Page extract ▸

-=-=-

# fat? bloated? full of eggs? Baja imitator



## timmygreener (Aug 22, 2011)

Here's a pic of one of my frogs, its sex is unknown, but it is wayyyyy fatter than any of the others in the group I have.

Its still very active, eating well ( maybe too well )

Just curious to see what you guys think, only thing that I can think of , is it's a female full of eggs haha but no other females i have get that chubby.


----------



## FroggyKnight (Mar 14, 2013)

Well, a picture would be nice 

John


----------



## timmygreener (Aug 22, 2011)

Thought I had them my bad


----------



## FroggyKnight (Mar 14, 2013)

No need to apologize 

I think that you have a very fat female with a large clutch of egg in her. That is a HUGE frog!


John


----------



## ppenguin8 (Aug 28, 2012)

-=-=-

Dataset entries ▸
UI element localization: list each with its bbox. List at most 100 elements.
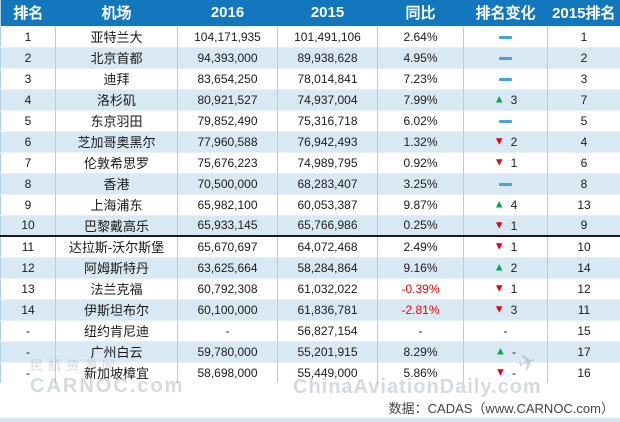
column-header-2016: 2016: [177, 0, 278, 26]
column-header-rank-change: 排名变化: [463, 0, 548, 26]
rank-change-value: 1: [510, 155, 518, 170]
table-row: 12 阿姆斯特丹 63,625,664 58,284,864 9.16% ▲ 2 …: [0, 256, 620, 278]
rank-2015-cell: 5: [547, 109, 620, 131]
header-row: 排名 机场 2016 2015 同比 排名变化 2015排名: [0, 0, 620, 26]
rank-2015-cell: 15: [547, 319, 620, 341]
yoy-cell: 9.87%: [377, 193, 464, 215]
airport-cell: 新加坡樟宜: [55, 361, 178, 383]
pax-2015-cell: 65,766,986: [277, 214, 378, 236]
airport-cell: 芝加哥奥黑尔: [55, 130, 178, 152]
rank-change-value: -: [511, 366, 516, 381]
rank-2015-cell: 6: [547, 151, 620, 173]
rank-change-value: 2: [510, 134, 518, 149]
airport-cell: 巴黎戴高乐: [55, 214, 178, 236]
rank-up-icon: ▲: [493, 261, 505, 274]
table-row: - 广州白云 59,780,000 55,201,915 8.29% ▲ - 17: [0, 340, 620, 362]
airport-cell: 纽约肯尼迪: [55, 319, 178, 341]
pax-2015-cell: 55,449,000: [277, 361, 378, 383]
pax-2015-cell: 74,937,004: [277, 88, 378, 110]
airport-cell: 伦敦希思罗: [55, 151, 178, 173]
yoy-cell: -2.81%: [377, 298, 464, 320]
airport-cell: 广州白云: [55, 340, 178, 362]
rank-2015-cell: 7: [547, 88, 620, 110]
rank-cell: 2: [0, 46, 56, 68]
rank-change-cell: ▼ 1: [463, 277, 548, 299]
rank-cell: 7: [0, 151, 56, 173]
airport-cell: 东京羽田: [55, 109, 178, 131]
rank-down-icon: ▼: [493, 135, 505, 148]
airport-cell: 香港: [55, 172, 178, 194]
rank-up-icon: ▲: [493, 198, 505, 211]
pax-2016-cell: 59,780,000: [177, 340, 278, 362]
rank-2015-cell: 1: [547, 25, 620, 47]
rank-change-cell: ▼ -: [463, 361, 548, 383]
rank-cell: 4: [0, 88, 56, 110]
pax-2016-cell: 70,500,000: [177, 172, 278, 194]
pax-2016-cell: 65,982,100: [177, 193, 278, 215]
rank-change-cell: ▲ 4: [463, 193, 548, 215]
rank-change-cell: ▼ 2: [463, 130, 548, 152]
pax-2016-cell: 60,792,308: [177, 277, 278, 299]
rank-change-value: 2: [510, 260, 518, 275]
rank-up-icon: ▲: [493, 93, 505, 106]
pax-2015-cell: 76,942,493: [277, 130, 378, 152]
airport-cell: 迪拜: [55, 67, 178, 89]
table-body: 1 亚特兰大 104,171,935 101,491,106 2.64% 1 2…: [0, 25, 620, 383]
rank-cell: 10: [0, 214, 56, 236]
yoy-cell: 6.02%: [377, 109, 464, 131]
rank-cell: 5: [0, 109, 56, 131]
table-row: 7 伦敦希思罗 75,676,223 74,989,795 0.92% ▼ 1 6: [0, 151, 620, 173]
rank-change-value: 3: [510, 302, 518, 317]
rank-down-icon: ▼: [493, 303, 505, 316]
pax-2015-cell: 89,938,628: [277, 46, 378, 68]
rank-down-icon: ▼: [493, 240, 505, 253]
rank-2015-cell: 16: [547, 361, 620, 383]
yoy-cell: 7.23%: [377, 67, 464, 89]
yoy-cell: -0.39%: [377, 277, 464, 299]
table-row: 9 上海浦东 65,982,100 60,053,387 9.87% ▲ 4 13: [0, 193, 620, 215]
rank-cell: 6: [0, 130, 56, 152]
rank-down-icon: ▼: [493, 219, 505, 232]
rank-change-value: 3: [510, 92, 518, 107]
table-row: 4 洛杉矶 80,921,527 74,937,004 7.99% ▲ 3 7: [0, 88, 620, 110]
airport-cell: 亚特兰大: [55, 25, 178, 47]
yoy-cell: -: [377, 319, 464, 341]
rank-2015-cell: 17: [547, 340, 620, 362]
airport-cell: 洛杉矶: [55, 88, 178, 110]
rank-down-icon: ▼: [493, 156, 505, 169]
yoy-cell: 3.25%: [377, 172, 464, 194]
pax-2015-cell: 55,201,915: [277, 340, 378, 362]
pax-2016-cell: 77,960,588: [177, 130, 278, 152]
table-row: 1 亚特兰大 104,171,935 101,491,106 2.64% 1: [0, 25, 620, 47]
pax-2016-cell: 65,933,145: [177, 214, 278, 236]
rank-down-icon: ▼: [493, 282, 505, 295]
rank-change-cell: ▲ -: [463, 340, 548, 362]
rank-same-icon: [499, 182, 512, 186]
pax-2016-cell: 104,171,935: [177, 25, 278, 47]
rank-change-value: 1: [510, 240, 518, 255]
rank-same-icon: [499, 119, 512, 123]
pax-2015-cell: 61,836,781: [277, 298, 378, 320]
rank-change-value: 4: [510, 197, 518, 212]
rank-change-cell: [463, 46, 548, 68]
rank-down-icon: ▼: [495, 366, 506, 379]
rank-cell: 14: [0, 298, 56, 320]
pax-2016-cell: 60,100,000: [177, 298, 278, 320]
rank-cell: 11: [0, 235, 56, 257]
rank-cell: 9: [0, 193, 56, 215]
pax-2016-cell: -: [177, 319, 278, 341]
rank-cell: 3: [0, 67, 56, 89]
rank-2015-cell: 9: [547, 214, 620, 236]
pax-2016-cell: 80,921,527: [177, 88, 278, 110]
rank-change-value: 1: [510, 281, 518, 296]
yoy-cell: 2.64%: [377, 25, 464, 47]
pax-2016-cell: 63,625,664: [177, 256, 278, 278]
rank-2015-cell: 12: [547, 277, 620, 299]
rank-cell: -: [0, 319, 56, 341]
rank-change-cell: -: [463, 319, 548, 341]
pax-2016-cell: 83,654,250: [177, 67, 278, 89]
rank-change-cell: ▲ 2: [463, 256, 548, 278]
rank-cell: 13: [0, 277, 56, 299]
yoy-cell: 9.16%: [377, 256, 464, 278]
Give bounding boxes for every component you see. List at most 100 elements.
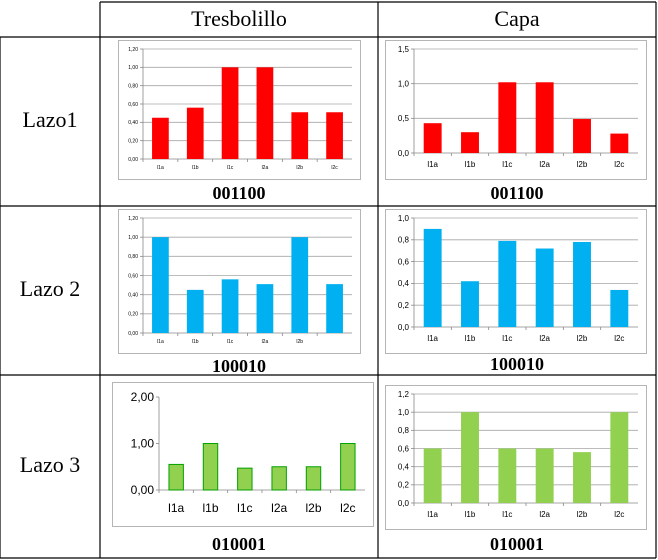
bar-l2b	[573, 241, 591, 327]
y-tick-label: 1,0	[398, 408, 410, 417]
bar-l1c	[498, 240, 517, 327]
y-tick-label: 1,00	[128, 65, 138, 71]
bar-l2a	[271, 466, 287, 491]
x-tick-label: l2a	[539, 334, 550, 343]
chart-svg: 0,00 0,20 0,40 0,60 0,80 1,00 1,20 l1a l1b l1c l2a…	[128, 47, 352, 171]
bar-l2c	[610, 412, 629, 503]
row-label-lazo2: Lazo 2	[19, 276, 81, 301]
y-tick-label: 1,0	[398, 214, 410, 223]
x-tick-label: l1b	[192, 165, 199, 171]
chart-lazo3-capa: 0,0 0,2 0,4 0,6 0,8 1,0 1,2 l1a l1b l1c l2a l2b l2c	[385, 385, 647, 530]
bar-l1b	[461, 281, 479, 327]
x-tick-label: l2c	[614, 334, 624, 343]
y-tick-label: 0,5	[398, 114, 410, 123]
row-label-lazo1: Lazo1	[22, 107, 78, 132]
y-tick-label: 0,6	[398, 257, 410, 266]
x-tick-label: l1c	[502, 160, 512, 169]
y-tick-label: 0,6	[398, 444, 410, 453]
y-tick-label: 0,80	[128, 83, 138, 89]
bar-l1c	[498, 448, 517, 503]
code-lazo2-tresbolillo: 100010	[212, 356, 266, 376]
y-tick-label: 0,8	[398, 236, 410, 245]
bar-l1b	[186, 107, 204, 159]
bar-l2c	[340, 443, 356, 491]
y-tick-label: 0,00	[128, 331, 138, 337]
bar-l2b	[291, 237, 309, 333]
x-tick-label: l2b	[577, 334, 588, 343]
x-tick-label: l2c	[614, 510, 624, 519]
bar-l2b	[573, 119, 591, 153]
chart-lazo3-tresbolillo: 0,00 1,00 2,00 l1a l1b l1c l2a l2b l2c	[112, 382, 374, 527]
x-tick-label: l2a	[271, 501, 287, 515]
x-tick-label: l2a	[539, 160, 550, 169]
chart-svg: 0,0 0,2 0,4 0,6 0,8 1,0 1,2 l1a l1b l1c l2a l2b l2c	[398, 390, 638, 519]
y-tick-label: 0,2	[398, 481, 410, 490]
y-tick-label: 0,20	[128, 312, 138, 318]
code-lazo3-tresbolillo: 010001	[212, 534, 266, 554]
x-tick-label: l1a	[157, 165, 164, 171]
x-tick-label: l1b	[465, 160, 476, 169]
y-tick-label: 0,00	[131, 483, 155, 497]
y-tick-label: 1,00	[128, 235, 138, 241]
x-tick-label: l1a	[427, 334, 438, 343]
bar-l1a	[168, 463, 184, 491]
bar-l2a	[535, 248, 554, 327]
bar-l2a	[256, 67, 274, 159]
bar-l1c	[221, 67, 239, 159]
y-tick-label: 0,60	[128, 273, 138, 279]
x-tick-label: l1b	[465, 334, 476, 343]
code-lazo1-tresbolillo: 001100	[212, 183, 266, 203]
chart-svg: 0,00 0,20 0,40 0,60 0,80 1,00 1,20 l1a l1b l1c l2a…	[128, 216, 352, 345]
bar-l2a	[535, 448, 554, 503]
chart-svg: 0,0 0,2 0,4 0,6 0,8 1,0 l1a l1b l1c l2a l2b l2c	[398, 214, 638, 343]
y-tick-label: 0,4	[398, 279, 410, 288]
x-tick-label: l1c	[502, 510, 512, 519]
bar-l2a	[256, 284, 274, 333]
bar-l2c	[610, 289, 629, 327]
bar-l1a	[152, 237, 169, 333]
x-tick-label: l1b	[465, 510, 476, 519]
y-tick-label: 0,0	[398, 499, 410, 508]
x-tick-label: l1a	[427, 160, 438, 169]
row-label-lazo3: Lazo 3	[19, 452, 81, 477]
x-tick-label: l2a	[262, 339, 269, 345]
x-tick-label: l2a	[539, 510, 550, 519]
header-capa: Capa	[494, 6, 540, 31]
y-tick-label: 0,20	[128, 138, 138, 144]
x-tick-label: l2c	[614, 160, 624, 169]
bar-l2b	[573, 452, 591, 503]
y-tick-label: 0,0	[398, 149, 410, 158]
y-tick-label: 0,40	[128, 120, 138, 126]
bar-l1b	[186, 289, 204, 333]
bar-l2b	[291, 112, 309, 159]
y-tick-label: 0,00	[128, 157, 138, 163]
y-tick-label: 1,20	[128, 216, 138, 222]
x-tick-label: l2c	[340, 501, 355, 515]
x-tick-label: l1b	[192, 339, 199, 345]
x-tick-label: l1c	[227, 165, 234, 171]
chart-svg: 0,0 0,5 1,0 1,5 l1a l1b l1c l2a l2b l2c	[398, 45, 638, 169]
code-lazo1-capa: 001100	[490, 183, 544, 203]
x-tick-label: l1a	[168, 501, 184, 515]
bar-l1c	[498, 82, 517, 153]
y-tick-label: 0,80	[128, 254, 138, 260]
bar-l2a	[535, 82, 554, 153]
y-tick-label: 0,4	[398, 462, 410, 471]
x-tick-label: l1c	[502, 334, 512, 343]
x-tick-label: l1b	[202, 501, 218, 515]
x-tick-label: l2a	[262, 165, 269, 171]
y-tick-label: 1,00	[131, 437, 155, 451]
y-tick-label: 1,0	[398, 79, 410, 88]
x-tick-label: l2b	[577, 160, 588, 169]
y-tick-label: 0,60	[128, 102, 138, 108]
x-tick-label: l1a	[157, 339, 164, 345]
x-tick-label: l1a	[427, 510, 438, 519]
y-tick-label: 0,40	[128, 292, 138, 298]
y-tick-label: 0,8	[398, 426, 410, 435]
y-tick-label: 0,0	[398, 323, 410, 332]
bar-l1b	[461, 132, 479, 153]
bar-unlabeled	[326, 284, 343, 333]
x-tick-label: l2b	[577, 510, 588, 519]
x-tick-label: l2c	[331, 165, 338, 171]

-=-=-

Actions to take ▸
**a)** In the forum thread about the fat frog, what does FroggyKnight think the frog is?
**b)** Carry on the forum thread about the fat frog from where it stops.
The entries aren't used for anything here.

Answers for the exercise ▸
**a)** A very fat female with a large clutch of eggs in her.

**b)**
Wow... How often do you feed? Is there a feeding station? Looks like a happy female that is full of eggs.


----------



## timmygreener (Aug 22, 2011)

I feed every other day, sprinkle a decent amount of fly's dusted with super pig and calcium. I may cut back to supplementing every other feeding


----------



## epiphytes etc. (Nov 22, 2010)

When I kept a 1.2 standard imis, the dominant female wouldn't let the the other female breed, even though the male courted them both. The more submissive female frequently looked like that.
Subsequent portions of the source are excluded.